→ WORK REQUIRED
Each line of the material must be repeated precisely, with the pictures left out.

▬▬▬▬▬▬▬▬▬▬

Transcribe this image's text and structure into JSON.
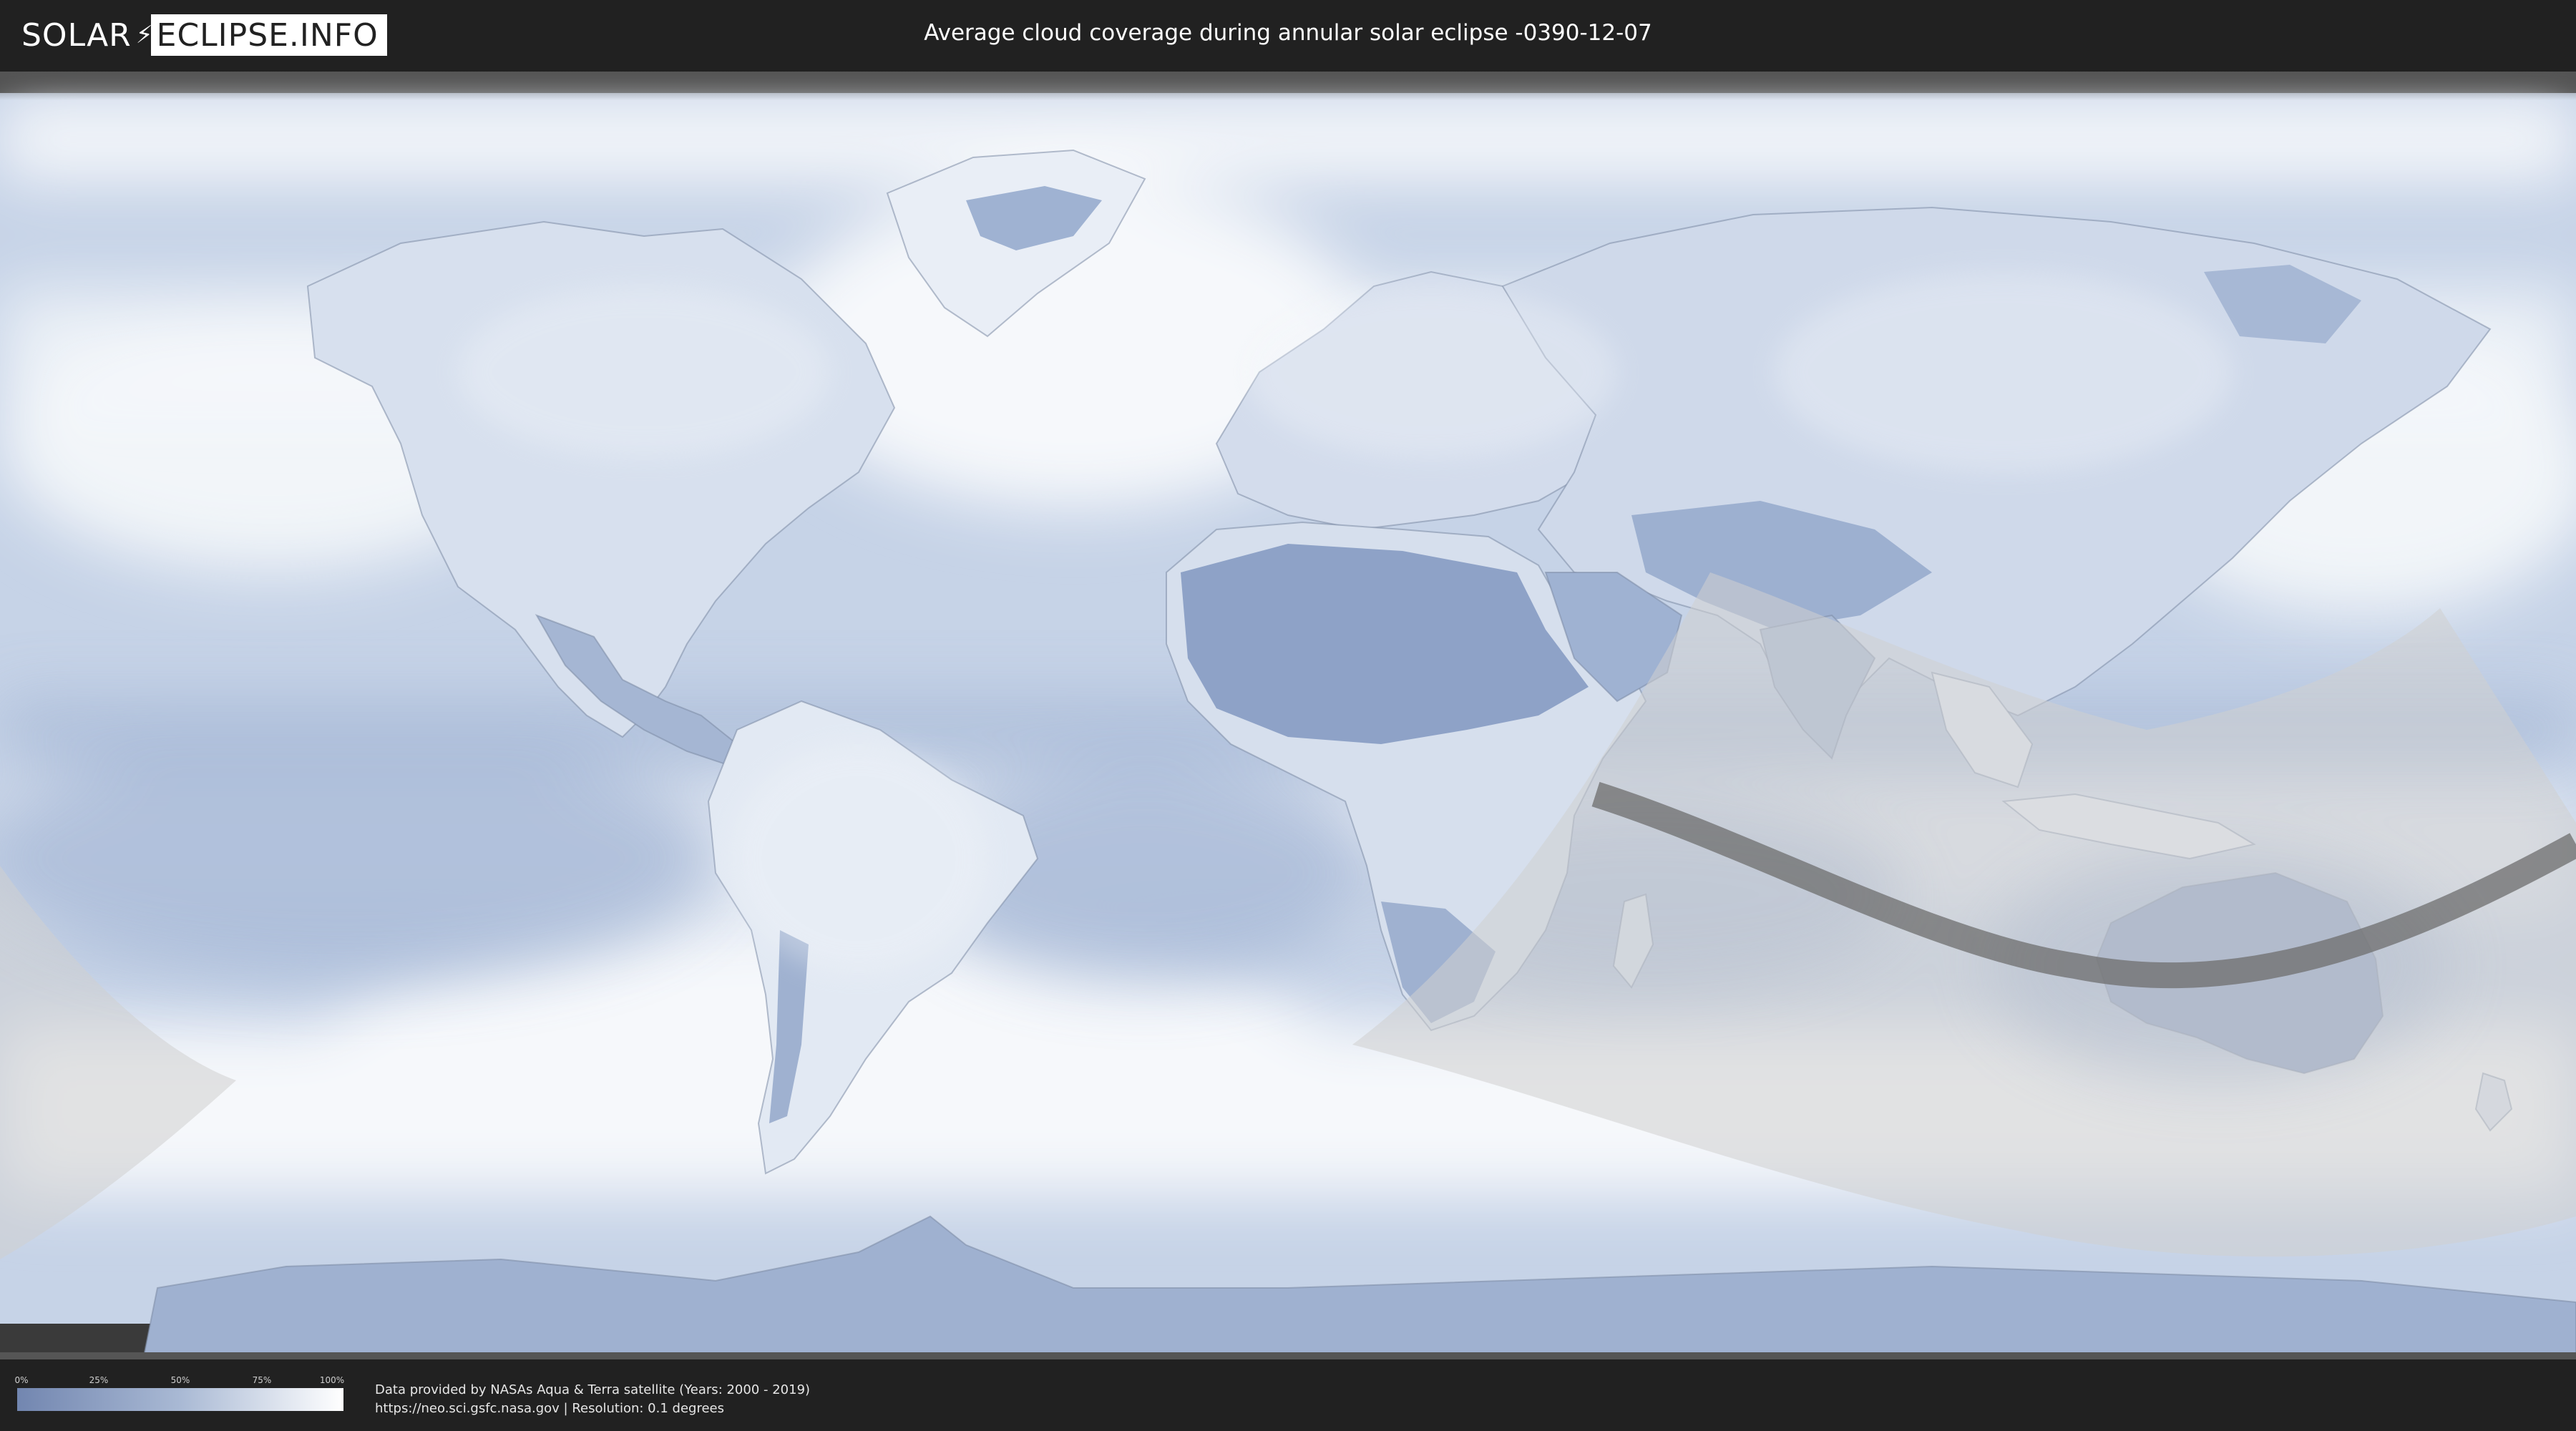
{
  "header": {
    "logo_left": "SOLAR",
    "logo_right": "ECLIPSE.INFO",
    "title": "Average cloud coverage during annular solar eclipse -0390-12-07"
  },
  "map": {
    "ocean_color": "#c4d1e6",
    "land_color": "#93a8cc",
    "cloud_color": "#f4f6fa",
    "penumbra_color": "#d0d0d0",
    "path_color": "#707070"
  },
  "legend": {
    "ticks": [
      "0%",
      "25%",
      "50%",
      "75%",
      "100%"
    ],
    "color_low": "#7286b0",
    "color_high": "#ffffff"
  },
  "footer": {
    "credit_line1": "Data provided by NASAs Aqua & Terra satellite (Years: 2000 - 2019)",
    "credit_line2": "https://neo.sci.gsfc.nasa.gov | Resolution: 0.1 degrees"
  }
}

▬▬▬▬▬▬▬▬▬▬

→ REPLY
Transcribe this image's text and structure into JSON.
{
  "header": {
    "logo_left": "SOLAR",
    "logo_right": "ECLIPSE.INFO",
    "title": "Average cloud coverage during annular solar eclipse -0390-12-07"
  },
  "map": {
    "ocean_color": "#c4d1e6",
    "land_color": "#93a8cc",
    "cloud_color": "#f4f6fa",
    "penumbra_color": "#d0d0d0",
    "path_color": "#707070"
  },
  "legend": {
    "ticks": [
      "0%",
      "25%",
      "50%",
      "75%",
      "100%"
    ],
    "color_low": "#7286b0",
    "color_high": "#ffffff"
  },
  "footer": {
    "credit_line1": "Data provided by NASAs Aqua & Terra satellite (Years: 2000 - 2019)",
    "credit_line2": "https://neo.sci.gsfc.nasa.gov | Resolution: 0.1 degrees"
  }
}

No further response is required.